Exercise brief :: Retype every entry exactly, character for character.

Exercise data ::
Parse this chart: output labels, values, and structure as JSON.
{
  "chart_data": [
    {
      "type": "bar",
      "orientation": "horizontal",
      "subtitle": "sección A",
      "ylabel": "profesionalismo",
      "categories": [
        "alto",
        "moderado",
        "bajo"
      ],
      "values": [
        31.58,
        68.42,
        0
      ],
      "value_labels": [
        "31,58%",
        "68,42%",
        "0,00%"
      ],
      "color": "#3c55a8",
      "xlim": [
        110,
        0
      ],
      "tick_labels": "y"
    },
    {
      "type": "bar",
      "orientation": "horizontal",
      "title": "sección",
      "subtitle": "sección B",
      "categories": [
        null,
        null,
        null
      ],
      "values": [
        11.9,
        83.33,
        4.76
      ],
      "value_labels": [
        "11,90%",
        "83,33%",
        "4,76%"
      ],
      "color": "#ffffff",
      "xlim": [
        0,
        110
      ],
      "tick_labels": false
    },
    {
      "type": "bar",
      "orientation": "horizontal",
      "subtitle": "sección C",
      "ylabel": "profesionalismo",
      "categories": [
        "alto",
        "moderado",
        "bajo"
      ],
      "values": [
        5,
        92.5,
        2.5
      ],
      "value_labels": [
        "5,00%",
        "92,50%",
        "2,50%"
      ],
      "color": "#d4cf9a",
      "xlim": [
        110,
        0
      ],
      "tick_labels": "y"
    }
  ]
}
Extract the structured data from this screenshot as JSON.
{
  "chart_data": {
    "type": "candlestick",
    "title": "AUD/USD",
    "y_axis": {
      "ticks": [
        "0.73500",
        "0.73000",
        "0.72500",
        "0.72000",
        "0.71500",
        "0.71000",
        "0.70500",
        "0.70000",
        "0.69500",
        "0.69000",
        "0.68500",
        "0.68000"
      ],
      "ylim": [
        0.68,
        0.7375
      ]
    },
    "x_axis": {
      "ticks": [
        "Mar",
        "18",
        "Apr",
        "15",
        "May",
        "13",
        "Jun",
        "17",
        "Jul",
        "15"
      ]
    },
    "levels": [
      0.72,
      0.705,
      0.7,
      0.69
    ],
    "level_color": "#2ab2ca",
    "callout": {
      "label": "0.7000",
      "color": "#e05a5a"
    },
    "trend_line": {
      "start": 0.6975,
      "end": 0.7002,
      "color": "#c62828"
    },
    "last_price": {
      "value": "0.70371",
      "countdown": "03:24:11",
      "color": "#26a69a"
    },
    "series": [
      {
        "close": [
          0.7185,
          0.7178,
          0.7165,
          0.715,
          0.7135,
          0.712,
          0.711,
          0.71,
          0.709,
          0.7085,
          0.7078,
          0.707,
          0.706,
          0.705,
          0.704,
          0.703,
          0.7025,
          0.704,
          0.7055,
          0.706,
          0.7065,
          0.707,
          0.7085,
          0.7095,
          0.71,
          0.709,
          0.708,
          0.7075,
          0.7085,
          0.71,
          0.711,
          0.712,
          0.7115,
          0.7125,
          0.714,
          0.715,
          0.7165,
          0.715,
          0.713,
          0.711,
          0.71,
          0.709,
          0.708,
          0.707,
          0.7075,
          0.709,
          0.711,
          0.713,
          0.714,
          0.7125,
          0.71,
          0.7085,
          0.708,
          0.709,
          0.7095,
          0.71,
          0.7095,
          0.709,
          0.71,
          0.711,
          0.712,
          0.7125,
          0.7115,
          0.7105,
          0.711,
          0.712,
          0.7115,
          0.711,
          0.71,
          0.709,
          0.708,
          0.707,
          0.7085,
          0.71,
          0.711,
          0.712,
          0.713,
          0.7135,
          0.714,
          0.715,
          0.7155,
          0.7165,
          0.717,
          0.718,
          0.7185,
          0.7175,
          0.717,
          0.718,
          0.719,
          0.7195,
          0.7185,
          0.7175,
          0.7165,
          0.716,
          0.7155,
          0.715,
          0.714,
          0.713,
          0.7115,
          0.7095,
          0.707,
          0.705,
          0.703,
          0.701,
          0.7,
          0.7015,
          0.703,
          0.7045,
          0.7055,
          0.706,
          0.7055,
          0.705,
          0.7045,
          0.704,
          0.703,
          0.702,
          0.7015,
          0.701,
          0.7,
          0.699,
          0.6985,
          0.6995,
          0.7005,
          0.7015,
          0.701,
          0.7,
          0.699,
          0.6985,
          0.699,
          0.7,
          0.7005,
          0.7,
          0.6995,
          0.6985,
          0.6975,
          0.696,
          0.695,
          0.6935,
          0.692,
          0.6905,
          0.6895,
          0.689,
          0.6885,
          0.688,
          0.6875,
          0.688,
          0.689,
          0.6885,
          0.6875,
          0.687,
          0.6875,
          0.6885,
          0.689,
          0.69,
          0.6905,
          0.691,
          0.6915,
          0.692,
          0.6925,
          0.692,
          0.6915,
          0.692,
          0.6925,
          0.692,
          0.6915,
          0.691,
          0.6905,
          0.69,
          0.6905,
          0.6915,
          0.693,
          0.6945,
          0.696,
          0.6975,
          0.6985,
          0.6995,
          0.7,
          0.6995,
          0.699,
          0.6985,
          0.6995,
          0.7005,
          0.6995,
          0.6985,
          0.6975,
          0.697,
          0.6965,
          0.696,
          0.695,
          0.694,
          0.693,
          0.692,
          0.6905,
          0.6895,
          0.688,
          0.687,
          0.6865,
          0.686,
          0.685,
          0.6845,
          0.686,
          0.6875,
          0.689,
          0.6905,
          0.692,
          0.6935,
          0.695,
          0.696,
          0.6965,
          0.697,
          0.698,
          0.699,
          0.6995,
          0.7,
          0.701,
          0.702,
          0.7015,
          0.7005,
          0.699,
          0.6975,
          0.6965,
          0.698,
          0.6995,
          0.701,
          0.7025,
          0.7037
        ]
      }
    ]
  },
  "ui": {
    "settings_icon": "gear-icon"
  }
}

Task result ::
Parse this chart: output labels, values, and structure as JSON.
{
  "chart_data": [
    {
      "type": "bar",
      "orientation": "horizontal",
      "subtitle": "sección A",
      "ylabel": "profesionalismo",
      "categories": [
        "alto",
        "moderado",
        "bajo"
      ],
      "values": [
        31.58,
        68.42,
        0
      ],
      "value_labels": [
        "31,58%",
        "68,42%",
        "0,00%"
      ],
      "color": "#3c55a8",
      "xlim": [
        110,
        0
      ],
      "tick_labels": "y"
    },
    {
      "type": "bar",
      "orientation": "horizontal",
      "title": "sección",
      "subtitle": "sección B",
      "categories": [
        null,
        null,
        null
      ],
      "values": [
        11.9,
        83.33,
        4.76
      ],
      "value_labels": [
        "11,90%",
        "83,33%",
        "4,76%"
      ],
      "color": "#ffffff",
      "xlim": [
        0,
        110
      ],
      "tick_labels": false
    },
    {
      "type": "bar",
      "orientation": "horizontal",
      "subtitle": "sección C",
      "ylabel": "profesionalismo",
      "categories": [
        "alto",
        "moderado",
        "bajo"
      ],
      "values": [
        5,
        92.5,
        2.5
      ],
      "value_labels": [
        "5,00%",
        "92,50%",
        "2,50%"
      ],
      "color": "#d4cf9a",
      "xlim": [
        110,
        0
      ],
      "tick_labels": "y"
    }
  ]
}
Extract the structured data from this screenshot as JSON.
{
  "chart_data": {
    "type": "candlestick",
    "title": "AUD/USD",
    "y_axis": {
      "ticks": [
        "0.73500",
        "0.73000",
        "0.72500",
        "0.72000",
        "0.71500",
        "0.71000",
        "0.70500",
        "0.70000",
        "0.69500",
        "0.69000",
        "0.68500",
        "0.68000"
      ],
      "ylim": [
        0.68,
        0.7375
      ]
    },
    "x_axis": {
      "ticks": [
        "Mar",
        "18",
        "Apr",
        "15",
        "May",
        "13",
        "Jun",
        "17",
        "Jul",
        "15"
      ]
    },
    "levels": [
      0.72,
      0.705,
      0.7,
      0.69
    ],
    "level_color": "#2ab2ca",
    "callout": {
      "label": "0.7000",
      "color": "#e05a5a"
    },
    "trend_line": {
      "start": 0.6975,
      "end": 0.7002,
      "color": "#c62828"
    },
    "last_price": {
      "value": "0.70371",
      "countdown": "03:24:11",
      "color": "#26a69a"
    },
    "series": [
      {
        "close": [
          0.7185,
          0.7178,
          0.7165,
          0.715,
          0.7135,
          0.712,
          0.711,
          0.71,
          0.709,
          0.7085,
          0.7078,
          0.707,
          0.706,
          0.705,
          0.704,
          0.703,
          0.7025,
          0.704,
          0.7055,
          0.706,
          0.7065,
          0.707,
          0.7085,
          0.7095,
          0.71,
          0.709,
          0.708,
          0.7075,
          0.7085,
          0.71,
          0.711,
          0.712,
          0.7115,
          0.7125,
          0.714,
          0.715,
          0.7165,
          0.715,
          0.713,
          0.711,
          0.71,
          0.709,
          0.708,
          0.707,
          0.7075,
          0.709,
          0.711,
          0.713,
          0.714,
          0.7125,
          0.71,
          0.7085,
          0.708,
          0.709,
          0.7095,
          0.71,
          0.7095,
          0.709,
          0.71,
          0.711,
          0.712,
          0.7125,
          0.7115,
          0.7105,
          0.711,
          0.712,
          0.7115,
          0.711,
          0.71,
          0.709,
          0.708,
          0.707,
          0.7085,
          0.71,
          0.711,
          0.712,
          0.713,
          0.7135,
          0.714,
          0.715,
          0.7155,
          0.7165,
          0.717,
          0.718,
          0.7185,
          0.7175,
          0.717,
          0.718,
          0.719,
          0.7195,
          0.7185,
          0.7175,
          0.7165,
          0.716,
          0.7155,
          0.715,
          0.714,
          0.713,
          0.7115,
          0.7095,
          0.707,
          0.705,
          0.703,
          0.701,
          0.7,
          0.7015,
          0.703,
          0.7045,
          0.7055,
          0.706,
          0.7055,
          0.705,
          0.7045,
          0.704,
          0.703,
          0.702,
          0.7015,
          0.701,
          0.7,
          0.699,
          0.6985,
          0.6995,
          0.7005,
          0.7015,
          0.701,
          0.7,
          0.699,
          0.6985,
          0.699,
          0.7,
          0.7005,
          0.7,
          0.6995,
          0.6985,
          0.6975,
          0.696,
          0.695,
          0.6935,
          0.692,
          0.6905,
          0.6895,
          0.689,
          0.6885,
          0.688,
          0.6875,
          0.688,
          0.689,
          0.6885,
          0.6875,
          0.687,
          0.6875,
          0.6885,
          0.689,
          0.69,
          0.6905,
          0.691,
          0.6915,
          0.692,
          0.6925,
          0.692,
          0.6915,
          0.692,
          0.6925,
          0.692,
          0.6915,
          0.691,
          0.6905,
          0.69,
          0.6905,
          0.6915,
          0.693,
          0.6945,
          0.696,
          0.6975,
          0.6985,
          0.6995,
          0.7,
          0.6995,
          0.699,
          0.6985,
          0.6995,
          0.7005,
          0.6995,
          0.6985,
          0.6975,
          0.697,
          0.6965,
          0.696,
          0.695,
          0.694,
          0.693,
          0.692,
          0.6905,
          0.6895,
          0.688,
          0.687,
          0.6865,
          0.686,
          0.685,
          0.6845,
          0.686,
          0.6875,
          0.689,
          0.6905,
          0.692,
          0.6935,
          0.695,
          0.696,
          0.6965,
          0.697,
          0.698,
          0.699,
          0.6995,
          0.7,
          0.701,
          0.702,
          0.7015,
          0.7005,
          0.699,
          0.6975,
          0.6965,
          0.698,
          0.6995,
          0.701,
          0.7025,
          0.7037
        ]
      }
    ]
  },
  "ui": {
    "settings_icon": "gear-icon"
  }
}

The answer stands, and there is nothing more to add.